-- Start of MATERIAL --
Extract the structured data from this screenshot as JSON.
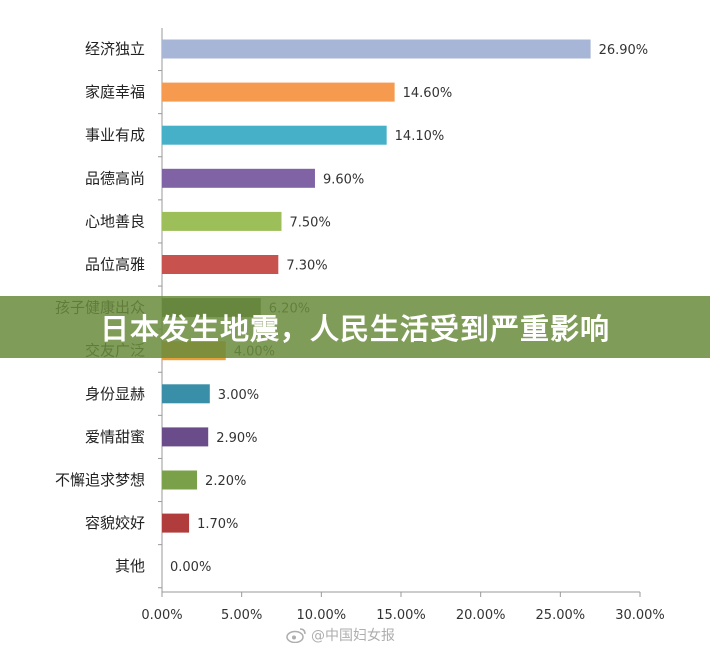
{
  "banner": {
    "title": "日本发生地震，人民生活受到严重影响"
  },
  "watermark": {
    "text": "@中国妇女报",
    "icon": "weibo-icon"
  },
  "chart_data": {
    "type": "bar",
    "orientation": "horizontal",
    "categories": [
      "经济独立",
      "家庭幸福",
      "事业有成",
      "品德高尚",
      "心地善良",
      "品位高雅",
      "孩子健康出众",
      "交友广泛",
      "身份显赫",
      "爱情甜蜜",
      "不懈追求梦想",
      "容貌姣好",
      "其他"
    ],
    "values": [
      26.9,
      14.6,
      14.1,
      9.6,
      7.5,
      7.3,
      6.2,
      4.0,
      3.0,
      2.9,
      2.2,
      1.7,
      0.0
    ],
    "value_labels": [
      "26.90%",
      "14.60%",
      "14.10%",
      "9.60%",
      "7.50%",
      "7.30%",
      "6.20%",
      "4.00%",
      "3.00%",
      "2.90%",
      "2.20%",
      "1.70%",
      "0.00%"
    ],
    "colors": [
      "#a7b5d6",
      "#f59a4f",
      "#45b0c8",
      "#7f63a4",
      "#9dbf5a",
      "#c8524e",
      "#4f6e3f",
      "#e8a03a",
      "#3a8fa8",
      "#6a4c8a",
      "#7aa04a",
      "#b03c3c",
      "#999999"
    ],
    "xlim": [
      0,
      30
    ],
    "x_ticks": [
      "0.00%",
      "5.00%",
      "10.00%",
      "15.00%",
      "20.00%",
      "25.00%",
      "30.00%"
    ],
    "x_tick_values": [
      0,
      5,
      10,
      15,
      20,
      25,
      30
    ],
    "grid": false,
    "title": "",
    "xlabel": "",
    "ylabel": ""
  }
}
-- End of MATERIAL --
◆ **WHAT TO PRODUCE**
Each record above should be copied character for character, with pictures dropped.

◆ **FINISHED EXERCISE**
Extract the structured data from this screenshot as JSON.
{
  "banner": {
    "title": "日本发生地震，人民生活受到严重影响"
  },
  "watermark": {
    "text": "@中国妇女报",
    "icon": "weibo-icon"
  },
  "chart_data": {
    "type": "bar",
    "orientation": "horizontal",
    "categories": [
      "经济独立",
      "家庭幸福",
      "事业有成",
      "品德高尚",
      "心地善良",
      "品位高雅",
      "孩子健康出众",
      "交友广泛",
      "身份显赫",
      "爱情甜蜜",
      "不懈追求梦想",
      "容貌姣好",
      "其他"
    ],
    "values": [
      26.9,
      14.6,
      14.1,
      9.6,
      7.5,
      7.3,
      6.2,
      4.0,
      3.0,
      2.9,
      2.2,
      1.7,
      0.0
    ],
    "value_labels": [
      "26.90%",
      "14.60%",
      "14.10%",
      "9.60%",
      "7.50%",
      "7.30%",
      "6.20%",
      "4.00%",
      "3.00%",
      "2.90%",
      "2.20%",
      "1.70%",
      "0.00%"
    ],
    "colors": [
      "#a7b5d6",
      "#f59a4f",
      "#45b0c8",
      "#7f63a4",
      "#9dbf5a",
      "#c8524e",
      "#4f6e3f",
      "#e8a03a",
      "#3a8fa8",
      "#6a4c8a",
      "#7aa04a",
      "#b03c3c",
      "#999999"
    ],
    "xlim": [
      0,
      30
    ],
    "x_ticks": [
      "0.00%",
      "5.00%",
      "10.00%",
      "15.00%",
      "20.00%",
      "25.00%",
      "30.00%"
    ],
    "x_tick_values": [
      0,
      5,
      10,
      15,
      20,
      25,
      30
    ],
    "grid": false,
    "title": "",
    "xlabel": "",
    "ylabel": ""
  }
}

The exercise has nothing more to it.